Pick out all lines with the word "this" from the records that follow.
--- START ---
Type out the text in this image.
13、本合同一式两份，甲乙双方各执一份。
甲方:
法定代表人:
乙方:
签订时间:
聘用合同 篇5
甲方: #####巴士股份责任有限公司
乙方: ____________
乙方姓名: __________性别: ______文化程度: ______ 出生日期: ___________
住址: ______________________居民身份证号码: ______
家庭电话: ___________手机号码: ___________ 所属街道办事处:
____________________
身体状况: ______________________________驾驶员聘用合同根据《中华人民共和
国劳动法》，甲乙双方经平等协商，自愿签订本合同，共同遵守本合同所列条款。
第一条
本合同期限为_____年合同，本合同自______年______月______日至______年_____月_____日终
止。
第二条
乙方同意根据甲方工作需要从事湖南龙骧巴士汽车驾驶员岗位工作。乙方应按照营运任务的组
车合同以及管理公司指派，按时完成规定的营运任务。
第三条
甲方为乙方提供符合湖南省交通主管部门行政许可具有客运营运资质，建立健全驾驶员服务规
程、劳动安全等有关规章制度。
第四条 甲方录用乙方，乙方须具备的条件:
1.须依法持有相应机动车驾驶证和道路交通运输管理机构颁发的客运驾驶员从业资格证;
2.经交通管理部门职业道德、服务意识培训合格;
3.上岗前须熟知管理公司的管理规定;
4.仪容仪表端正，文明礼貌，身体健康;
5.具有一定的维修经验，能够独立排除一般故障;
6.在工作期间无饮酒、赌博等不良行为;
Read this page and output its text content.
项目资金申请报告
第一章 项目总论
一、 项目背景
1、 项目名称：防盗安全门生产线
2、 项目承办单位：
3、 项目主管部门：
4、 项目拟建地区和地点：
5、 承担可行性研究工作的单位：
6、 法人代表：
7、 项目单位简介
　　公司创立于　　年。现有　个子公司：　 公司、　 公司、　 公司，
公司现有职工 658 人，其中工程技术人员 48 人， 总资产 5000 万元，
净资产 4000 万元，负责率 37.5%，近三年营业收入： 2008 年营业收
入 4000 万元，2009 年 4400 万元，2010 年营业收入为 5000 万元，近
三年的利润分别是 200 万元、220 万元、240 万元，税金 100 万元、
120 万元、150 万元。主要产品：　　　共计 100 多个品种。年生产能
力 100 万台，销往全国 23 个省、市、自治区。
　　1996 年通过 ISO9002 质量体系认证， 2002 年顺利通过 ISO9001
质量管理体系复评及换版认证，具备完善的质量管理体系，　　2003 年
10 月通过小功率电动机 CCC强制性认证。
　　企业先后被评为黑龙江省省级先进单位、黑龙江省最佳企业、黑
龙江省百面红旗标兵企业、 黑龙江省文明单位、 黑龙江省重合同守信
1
--- END ---
* _EXERCISE SOLUTION_
Type out the text in this image.
Read this page and output its text content.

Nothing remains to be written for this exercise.